- DATA SHOWN:
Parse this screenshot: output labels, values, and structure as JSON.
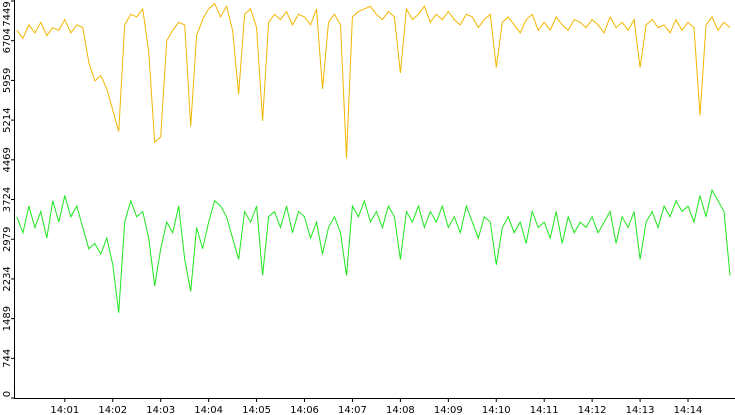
{
  "chart_data": {
    "type": "line",
    "x": [
      0,
      0.125,
      0.25,
      0.375,
      0.5,
      0.625,
      0.75,
      0.875,
      1,
      1.125,
      1.25,
      1.375,
      1.5,
      1.625,
      1.75,
      1.875,
      2,
      2.125,
      2.25,
      2.375,
      2.5,
      2.625,
      2.75,
      2.875,
      3,
      3.125,
      3.25,
      3.375,
      3.5,
      3.625,
      3.75,
      3.875,
      4,
      4.125,
      4.25,
      4.375,
      4.5,
      4.625,
      4.75,
      4.875,
      5,
      5.125,
      5.25,
      5.375,
      5.5,
      5.625,
      5.75,
      5.875,
      6,
      6.125,
      6.25,
      6.375,
      6.5,
      6.625,
      6.75,
      6.875,
      7,
      7.125,
      7.25,
      7.375,
      7.5,
      7.625,
      7.75,
      7.875,
      8,
      8.125,
      8.25,
      8.375,
      8.5,
      8.625,
      8.75,
      8.875,
      9,
      9.125,
      9.25,
      9.375,
      9.5,
      9.625,
      9.75,
      9.875,
      10,
      10.125,
      10.25,
      10.375,
      10.5,
      10.625,
      10.75,
      10.875,
      11,
      11.125,
      11.25,
      11.375,
      11.5,
      11.625,
      11.75,
      11.875,
      12,
      12.125,
      12.25,
      12.375,
      12.5,
      12.625,
      12.75,
      12.875,
      13,
      13.125,
      13.25,
      13.375,
      13.5,
      13.625,
      13.75,
      13.875,
      14,
      14.125,
      14.25,
      14.375,
      14.5,
      14.625,
      14.75,
      14.875
    ],
    "series": [
      {
        "color": "#f2b600",
        "values": [
          6900,
          6750,
          7000,
          6850,
          7050,
          6800,
          6950,
          6900,
          7100,
          6850,
          7000,
          6950,
          6300,
          5950,
          6050,
          5800,
          5400,
          5000,
          7000,
          7200,
          7150,
          7300,
          6500,
          4800,
          4900,
          6700,
          6900,
          7050,
          7000,
          5100,
          6800,
          7100,
          7300,
          7400,
          7150,
          7350,
          6900,
          5700,
          7200,
          7300,
          6950,
          5200,
          7050,
          7200,
          7100,
          7250,
          7000,
          7200,
          7150,
          7000,
          7300,
          5800,
          7050,
          7200,
          7000,
          4500,
          7150,
          7250,
          7300,
          7350,
          7200,
          7100,
          7250,
          7150,
          6100,
          7300,
          7100,
          7200,
          7350,
          7050,
          7200,
          7100,
          7250,
          7100,
          7000,
          7200,
          7150,
          6950,
          7100,
          7200,
          6200,
          7050,
          7150,
          7000,
          6850,
          7100,
          7200,
          6900,
          7050,
          6900,
          7150,
          7000,
          6900,
          7100,
          7050,
          6950,
          7100,
          7000,
          6850,
          7150,
          6950,
          7050,
          6900,
          7100,
          6200,
          7000,
          7100,
          6950,
          7000,
          6850,
          7100,
          6900,
          7050,
          6950,
          5300,
          7000,
          7150,
          6900,
          7050,
          6950
        ]
      },
      {
        "color": "#1ee61e",
        "values": [
          3400,
          3100,
          3600,
          3200,
          3500,
          3000,
          3700,
          3300,
          3800,
          3400,
          3600,
          3200,
          2800,
          2900,
          2700,
          3000,
          2500,
          1600,
          3300,
          3700,
          3400,
          3500,
          3000,
          2100,
          2800,
          3300,
          3100,
          3600,
          2600,
          2000,
          3200,
          2800,
          3300,
          3700,
          3600,
          3400,
          3000,
          2600,
          3500,
          3300,
          3600,
          2300,
          3400,
          3500,
          3200,
          3600,
          3100,
          3500,
          3400,
          3000,
          3300,
          2700,
          3200,
          3400,
          3100,
          2300,
          3600,
          3400,
          3700,
          3300,
          3500,
          3200,
          3600,
          3400,
          2600,
          3500,
          3300,
          3600,
          3200,
          3500,
          3300,
          3600,
          3200,
          3400,
          3100,
          3600,
          3300,
          3000,
          3400,
          3300,
          2500,
          3200,
          3400,
          3100,
          3300,
          2900,
          3500,
          3200,
          3300,
          3000,
          3500,
          2900,
          3400,
          3100,
          3300,
          3200,
          3400,
          3100,
          3300,
          3500,
          2900,
          3400,
          3200,
          3500,
          2600,
          3300,
          3500,
          3200,
          3600,
          3400,
          3700,
          3500,
          3600,
          3300,
          3800,
          3400,
          3900,
          3700,
          3500,
          2300
        ]
      }
    ],
    "xlim": [
      -0.06,
      14.98
    ],
    "xticks": [
      {
        "value": 1,
        "label": "14:01"
      },
      {
        "value": 2,
        "label": "14:02"
      },
      {
        "value": 3,
        "label": "14:03"
      },
      {
        "value": 4,
        "label": "14:04"
      },
      {
        "value": 5,
        "label": "14:05"
      },
      {
        "value": 6,
        "label": "14:06"
      },
      {
        "value": 7,
        "label": "14:07"
      },
      {
        "value": 8,
        "label": "14:08"
      },
      {
        "value": 9,
        "label": "14:09"
      },
      {
        "value": 10,
        "label": "14:10"
      },
      {
        "value": 11,
        "label": "14:11"
      },
      {
        "value": 12,
        "label": "14:12"
      },
      {
        "value": 13,
        "label": "14:13"
      },
      {
        "value": 14,
        "label": "14:14"
      }
    ],
    "ylim": [
      0,
      7449
    ],
    "yticks": [
      0,
      744,
      1489,
      2234,
      2979,
      3724,
      4469,
      5214,
      5959,
      6704,
      7449
    ]
  }
}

- TASK REQUIREMENTS:
Write out every line above exactly as it is, leaving out the pictures.

- EXERCISE OUTPUT:
Parse this screenshot: output labels, values, and structure as JSON.
{
  "chart_data": {
    "type": "line",
    "x": [
      0,
      0.125,
      0.25,
      0.375,
      0.5,
      0.625,
      0.75,
      0.875,
      1,
      1.125,
      1.25,
      1.375,
      1.5,
      1.625,
      1.75,
      1.875,
      2,
      2.125,
      2.25,
      2.375,
      2.5,
      2.625,
      2.75,
      2.875,
      3,
      3.125,
      3.25,
      3.375,
      3.5,
      3.625,
      3.75,
      3.875,
      4,
      4.125,
      4.25,
      4.375,
      4.5,
      4.625,
      4.75,
      4.875,
      5,
      5.125,
      5.25,
      5.375,
      5.5,
      5.625,
      5.75,
      5.875,
      6,
      6.125,
      6.25,
      6.375,
      6.5,
      6.625,
      6.75,
      6.875,
      7,
      7.125,
      7.25,
      7.375,
      7.5,
      7.625,
      7.75,
      7.875,
      8,
      8.125,
      8.25,
      8.375,
      8.5,
      8.625,
      8.75,
      8.875,
      9,
      9.125,
      9.25,
      9.375,
      9.5,
      9.625,
      9.75,
      9.875,
      10,
      10.125,
      10.25,
      10.375,
      10.5,
      10.625,
      10.75,
      10.875,
      11,
      11.125,
      11.25,
      11.375,
      11.5,
      11.625,
      11.75,
      11.875,
      12,
      12.125,
      12.25,
      12.375,
      12.5,
      12.625,
      12.75,
      12.875,
      13,
      13.125,
      13.25,
      13.375,
      13.5,
      13.625,
      13.75,
      13.875,
      14,
      14.125,
      14.25,
      14.375,
      14.5,
      14.625,
      14.75,
      14.875
    ],
    "series": [
      {
        "color": "#f2b600",
        "values": [
          6900,
          6750,
          7000,
          6850,
          7050,
          6800,
          6950,
          6900,
          7100,
          6850,
          7000,
          6950,
          6300,
          5950,
          6050,
          5800,
          5400,
          5000,
          7000,
          7200,
          7150,
          7300,
          6500,
          4800,
          4900,
          6700,
          6900,
          7050,
          7000,
          5100,
          6800,
          7100,
          7300,
          7400,
          7150,
          7350,
          6900,
          5700,
          7200,
          7300,
          6950,
          5200,
          7050,
          7200,
          7100,
          7250,
          7000,
          7200,
          7150,
          7000,
          7300,
          5800,
          7050,
          7200,
          7000,
          4500,
          7150,
          7250,
          7300,
          7350,
          7200,
          7100,
          7250,
          7150,
          6100,
          7300,
          7100,
          7200,
          7350,
          7050,
          7200,
          7100,
          7250,
          7100,
          7000,
          7200,
          7150,
          6950,
          7100,
          7200,
          6200,
          7050,
          7150,
          7000,
          6850,
          7100,
          7200,
          6900,
          7050,
          6900,
          7150,
          7000,
          6900,
          7100,
          7050,
          6950,
          7100,
          7000,
          6850,
          7150,
          6950,
          7050,
          6900,
          7100,
          6200,
          7000,
          7100,
          6950,
          7000,
          6850,
          7100,
          6900,
          7050,
          6950,
          5300,
          7000,
          7150,
          6900,
          7050,
          6950
        ]
      },
      {
        "color": "#1ee61e",
        "values": [
          3400,
          3100,
          3600,
          3200,
          3500,
          3000,
          3700,
          3300,
          3800,
          3400,
          3600,
          3200,
          2800,
          2900,
          2700,
          3000,
          2500,
          1600,
          3300,
          3700,
          3400,
          3500,
          3000,
          2100,
          2800,
          3300,
          3100,
          3600,
          2600,
          2000,
          3200,
          2800,
          3300,
          3700,
          3600,
          3400,
          3000,
          2600,
          3500,
          3300,
          3600,
          2300,
          3400,
          3500,
          3200,
          3600,
          3100,
          3500,
          3400,
          3000,
          3300,
          2700,
          3200,
          3400,
          3100,
          2300,
          3600,
          3400,
          3700,
          3300,
          3500,
          3200,
          3600,
          3400,
          2600,
          3500,
          3300,
          3600,
          3200,
          3500,
          3300,
          3600,
          3200,
          3400,
          3100,
          3600,
          3300,
          3000,
          3400,
          3300,
          2500,
          3200,
          3400,
          3100,
          3300,
          2900,
          3500,
          3200,
          3300,
          3000,
          3500,
          2900,
          3400,
          3100,
          3300,
          3200,
          3400,
          3100,
          3300,
          3500,
          2900,
          3400,
          3200,
          3500,
          2600,
          3300,
          3500,
          3200,
          3600,
          3400,
          3700,
          3500,
          3600,
          3300,
          3800,
          3400,
          3900,
          3700,
          3500,
          2300
        ]
      }
    ],
    "xlim": [
      -0.06,
      14.98
    ],
    "xticks": [
      {
        "value": 1,
        "label": "14:01"
      },
      {
        "value": 2,
        "label": "14:02"
      },
      {
        "value": 3,
        "label": "14:03"
      },
      {
        "value": 4,
        "label": "14:04"
      },
      {
        "value": 5,
        "label": "14:05"
      },
      {
        "value": 6,
        "label": "14:06"
      },
      {
        "value": 7,
        "label": "14:07"
      },
      {
        "value": 8,
        "label": "14:08"
      },
      {
        "value": 9,
        "label": "14:09"
      },
      {
        "value": 10,
        "label": "14:10"
      },
      {
        "value": 11,
        "label": "14:11"
      },
      {
        "value": 12,
        "label": "14:12"
      },
      {
        "value": 13,
        "label": "14:13"
      },
      {
        "value": 14,
        "label": "14:14"
      }
    ],
    "ylim": [
      0,
      7449
    ],
    "yticks": [
      0,
      744,
      1489,
      2234,
      2979,
      3724,
      4469,
      5214,
      5959,
      6704,
      7449
    ]
  }
}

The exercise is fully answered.